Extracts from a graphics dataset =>
--------------------------------
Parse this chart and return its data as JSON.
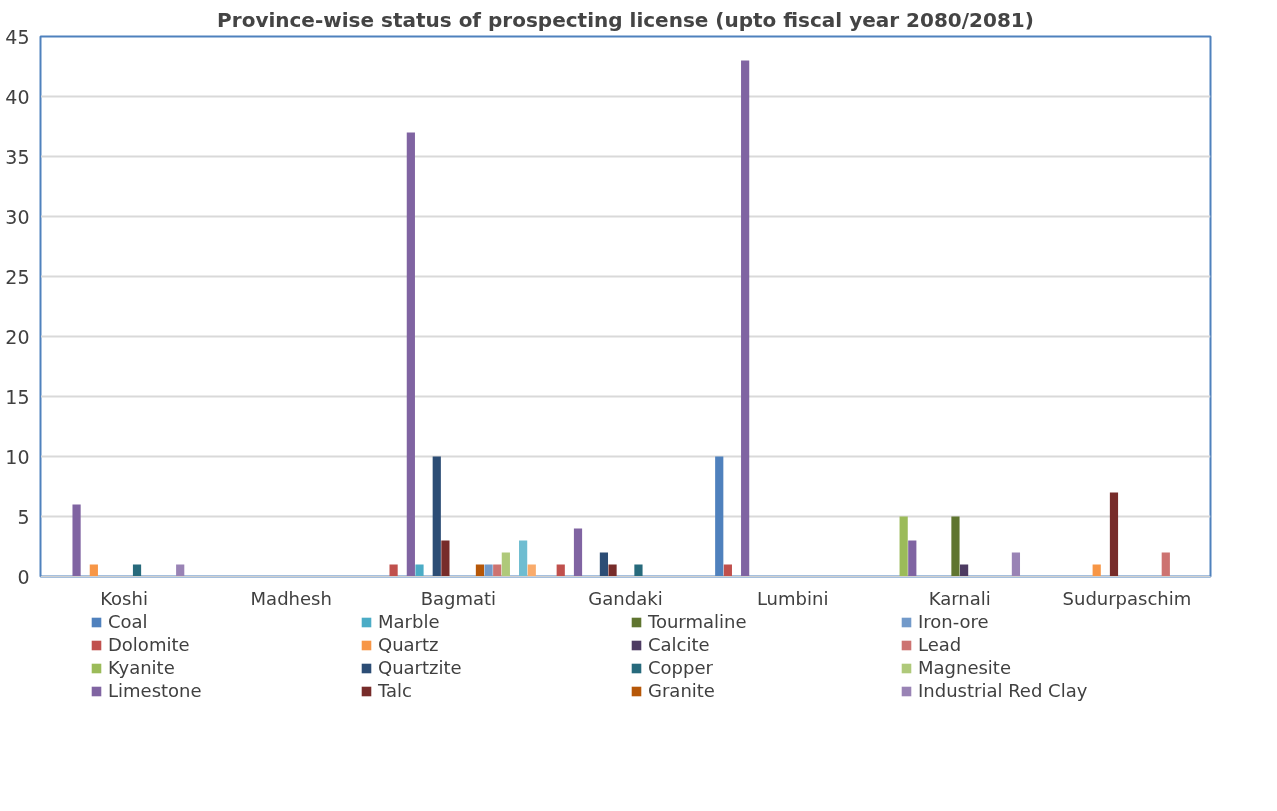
{
  "chart_data": {
    "type": "bar",
    "title": "Province-wise status of prospecting license (upto fiscal year 2080/2081)",
    "categories": [
      "Koshi",
      "Madhesh",
      "Bagmati",
      "Gandaki",
      "Lumbini",
      "Karnali",
      "Sudurpaschim"
    ],
    "ylim": [
      0,
      45
    ],
    "yticks": [
      0,
      5,
      10,
      15,
      20,
      25,
      30,
      35,
      40,
      45
    ],
    "grid": "y",
    "legend": "bottom",
    "series": [
      {
        "name": "Coal",
        "color": "#4f81bd",
        "values": [
          0,
          0,
          0,
          0,
          10,
          0,
          0
        ]
      },
      {
        "name": "Dolomite",
        "color": "#c0504d",
        "values": [
          0,
          0,
          1,
          1,
          1,
          0,
          0
        ]
      },
      {
        "name": "Kyanite",
        "color": "#9bbb59",
        "values": [
          0,
          0,
          0,
          0,
          0,
          5,
          0
        ]
      },
      {
        "name": "Limestone",
        "color": "#8064a2",
        "values": [
          6,
          0,
          37,
          4,
          43,
          3,
          0
        ]
      },
      {
        "name": "Marble",
        "color": "#4bacc6",
        "values": [
          0,
          0,
          1,
          0,
          0,
          0,
          0
        ]
      },
      {
        "name": "Quartz",
        "color": "#f79646",
        "values": [
          1,
          0,
          0,
          0,
          0,
          0,
          1
        ]
      },
      {
        "name": "Quartzite",
        "color": "#2c4d75",
        "values": [
          0,
          0,
          10,
          2,
          0,
          0,
          0
        ]
      },
      {
        "name": "Talc",
        "color": "#772c2a",
        "values": [
          0,
          0,
          3,
          1,
          0,
          0,
          7
        ]
      },
      {
        "name": "Tourmaline",
        "color": "#5f7530",
        "values": [
          0,
          0,
          0,
          0,
          0,
          5,
          0
        ]
      },
      {
        "name": "Calcite",
        "color": "#4d3b62",
        "values": [
          0,
          0,
          0,
          0,
          0,
          1,
          0
        ]
      },
      {
        "name": "Copper",
        "color": "#276a7c",
        "values": [
          1,
          0,
          0,
          1,
          0,
          0,
          0
        ]
      },
      {
        "name": "Granite",
        "color": "#b65708",
        "values": [
          0,
          0,
          1,
          0,
          0,
          0,
          0
        ]
      },
      {
        "name": "Iron-ore",
        "color": "#729aca",
        "values": [
          0,
          0,
          1,
          0,
          0,
          0,
          0
        ]
      },
      {
        "name": "Lead",
        "color": "#cd7371",
        "values": [
          0,
          0,
          1,
          0,
          0,
          0,
          2
        ]
      },
      {
        "name": "Magnesite",
        "color": "#afc97a",
        "values": [
          0,
          0,
          2,
          0,
          0,
          0,
          0
        ]
      },
      {
        "name": "Industrial Red Clay",
        "color": "#9983b5",
        "values": [
          1,
          0,
          0,
          0,
          0,
          2,
          0
        ]
      },
      {
        "color": "#6fbdd1",
        "values": [
          0,
          0,
          3,
          0,
          0,
          0,
          0
        ]
      },
      {
        "color": "#f9ab6b",
        "values": [
          0,
          0,
          1,
          0,
          0,
          0,
          0
        ]
      }
    ]
  }
}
--------------------------------
Requirements => All of the lines above should be printed exactly, minus the pictures.

The reply =>
Parse this chart and return its data as JSON.
{
  "chart_data": {
    "type": "bar",
    "title": "Province-wise status of prospecting license (upto fiscal year 2080/2081)",
    "categories": [
      "Koshi",
      "Madhesh",
      "Bagmati",
      "Gandaki",
      "Lumbini",
      "Karnali",
      "Sudurpaschim"
    ],
    "ylim": [
      0,
      45
    ],
    "yticks": [
      0,
      5,
      10,
      15,
      20,
      25,
      30,
      35,
      40,
      45
    ],
    "grid": "y",
    "legend": "bottom",
    "series": [
      {
        "name": "Coal",
        "color": "#4f81bd",
        "values": [
          0,
          0,
          0,
          0,
          10,
          0,
          0
        ]
      },
      {
        "name": "Dolomite",
        "color": "#c0504d",
        "values": [
          0,
          0,
          1,
          1,
          1,
          0,
          0
        ]
      },
      {
        "name": "Kyanite",
        "color": "#9bbb59",
        "values": [
          0,
          0,
          0,
          0,
          0,
          5,
          0
        ]
      },
      {
        "name": "Limestone",
        "color": "#8064a2",
        "values": [
          6,
          0,
          37,
          4,
          43,
          3,
          0
        ]
      },
      {
        "name": "Marble",
        "color": "#4bacc6",
        "values": [
          0,
          0,
          1,
          0,
          0,
          0,
          0
        ]
      },
      {
        "name": "Quartz",
        "color": "#f79646",
        "values": [
          1,
          0,
          0,
          0,
          0,
          0,
          1
        ]
      },
      {
        "name": "Quartzite",
        "color": "#2c4d75",
        "values": [
          0,
          0,
          10,
          2,
          0,
          0,
          0
        ]
      },
      {
        "name": "Talc",
        "color": "#772c2a",
        "values": [
          0,
          0,
          3,
          1,
          0,
          0,
          7
        ]
      },
      {
        "name": "Tourmaline",
        "color": "#5f7530",
        "values": [
          0,
          0,
          0,
          0,
          0,
          5,
          0
        ]
      },
      {
        "name": "Calcite",
        "color": "#4d3b62",
        "values": [
          0,
          0,
          0,
          0,
          0,
          1,
          0
        ]
      },
      {
        "name": "Copper",
        "color": "#276a7c",
        "values": [
          1,
          0,
          0,
          1,
          0,
          0,
          0
        ]
      },
      {
        "name": "Granite",
        "color": "#b65708",
        "values": [
          0,
          0,
          1,
          0,
          0,
          0,
          0
        ]
      },
      {
        "name": "Iron-ore",
        "color": "#729aca",
        "values": [
          0,
          0,
          1,
          0,
          0,
          0,
          0
        ]
      },
      {
        "name": "Lead",
        "color": "#cd7371",
        "values": [
          0,
          0,
          1,
          0,
          0,
          0,
          2
        ]
      },
      {
        "name": "Magnesite",
        "color": "#afc97a",
        "values": [
          0,
          0,
          2,
          0,
          0,
          0,
          0
        ]
      },
      {
        "name": "Industrial Red Clay",
        "color": "#9983b5",
        "values": [
          1,
          0,
          0,
          0,
          0,
          2,
          0
        ]
      },
      {
        "color": "#6fbdd1",
        "values": [
          0,
          0,
          3,
          0,
          0,
          0,
          0
        ]
      },
      {
        "color": "#f9ab6b",
        "values": [
          0,
          0,
          1,
          0,
          0,
          0,
          0
        ]
      }
    ]
  }
}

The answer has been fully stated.